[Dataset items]
========================================
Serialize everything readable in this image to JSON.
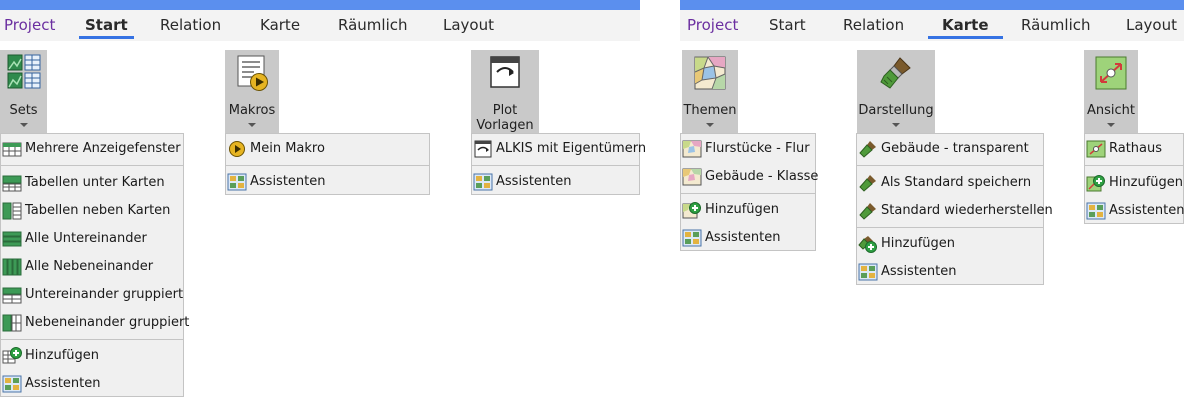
{
  "left": {
    "tabs": [
      "Project",
      "Start",
      "Relation",
      "Karte",
      "Räumlich",
      "Layout"
    ],
    "active_tab": "Start",
    "groups": {
      "sets": {
        "label": "Sets",
        "icon": "sets-grid-icon",
        "items": [
          "Mehrere Anzeigefenster",
          "Tabellen unter Karten",
          "Tabellen neben Karten",
          "Alle Untereinander",
          "Alle Nebeneinander",
          "Untereinander gruppiert",
          "Nebeneinander gruppiert",
          "Hinzufügen",
          "Assistenten"
        ]
      },
      "makros": {
        "label": "Makros",
        "icon": "macro-play-icon",
        "items": [
          "Mein Makro",
          "Assistenten"
        ]
      },
      "plot": {
        "label_line1": "Plot",
        "label_line2": "Vorlagen",
        "icon": "plot-template-icon",
        "items": [
          "ALKIS mit Eigentümern",
          "Assistenten"
        ]
      }
    }
  },
  "right": {
    "tabs": [
      "Project",
      "Start",
      "Relation",
      "Karte",
      "Räumlich",
      "Layout"
    ],
    "active_tab": "Karte",
    "groups": {
      "themen": {
        "label": "Themen",
        "icon": "theme-map-icon",
        "items": [
          "Flurstücke - Flur",
          "Gebäude - Klasse",
          "Hinzufügen",
          "Assistenten"
        ]
      },
      "darstellung": {
        "label": "Darstellung",
        "icon": "paintbrush-icon",
        "items": [
          "Gebäude - transparent",
          "Als Standard speichern",
          "Standard wiederherstellen",
          "Hinzufügen",
          "Assistenten"
        ]
      },
      "ansicht": {
        "label": "Ansicht",
        "icon": "zoom-extent-icon",
        "items": [
          "Rathaus",
          "Hinzufügen",
          "Assistenten"
        ]
      }
    }
  },
  "colors": {
    "accent": "#3572e3",
    "topbar": "#5b8fee",
    "project": "#6b2fa0",
    "button_bg": "#c9c9c9",
    "menu_bg": "#f0f0f0"
  }
}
========================================
▶ [TO DO]: Take the entries shown above and quote them verbatim, passing over the pictures.

▶ [COMPLETE RESPONSE]:
Serialize everything readable in this image to JSON.
{
  "left": {
    "tabs": [
      "Project",
      "Start",
      "Relation",
      "Karte",
      "Räumlich",
      "Layout"
    ],
    "active_tab": "Start",
    "groups": {
      "sets": {
        "label": "Sets",
        "icon": "sets-grid-icon",
        "items": [
          "Mehrere Anzeigefenster",
          "Tabellen unter Karten",
          "Tabellen neben Karten",
          "Alle Untereinander",
          "Alle Nebeneinander",
          "Untereinander gruppiert",
          "Nebeneinander gruppiert",
          "Hinzufügen",
          "Assistenten"
        ]
      },
      "makros": {
        "label": "Makros",
        "icon": "macro-play-icon",
        "items": [
          "Mein Makro",
          "Assistenten"
        ]
      },
      "plot": {
        "label_line1": "Plot",
        "label_line2": "Vorlagen",
        "icon": "plot-template-icon",
        "items": [
          "ALKIS mit Eigentümern",
          "Assistenten"
        ]
      }
    }
  },
  "right": {
    "tabs": [
      "Project",
      "Start",
      "Relation",
      "Karte",
      "Räumlich",
      "Layout"
    ],
    "active_tab": "Karte",
    "groups": {
      "themen": {
        "label": "Themen",
        "icon": "theme-map-icon",
        "items": [
          "Flurstücke - Flur",
          "Gebäude - Klasse",
          "Hinzufügen",
          "Assistenten"
        ]
      },
      "darstellung": {
        "label": "Darstellung",
        "icon": "paintbrush-icon",
        "items": [
          "Gebäude - transparent",
          "Als Standard speichern",
          "Standard wiederherstellen",
          "Hinzufügen",
          "Assistenten"
        ]
      },
      "ansicht": {
        "label": "Ansicht",
        "icon": "zoom-extent-icon",
        "items": [
          "Rathaus",
          "Hinzufügen",
          "Assistenten"
        ]
      }
    }
  },
  "colors": {
    "accent": "#3572e3",
    "topbar": "#5b8fee",
    "project": "#6b2fa0",
    "button_bg": "#c9c9c9",
    "menu_bg": "#f0f0f0"
  }
}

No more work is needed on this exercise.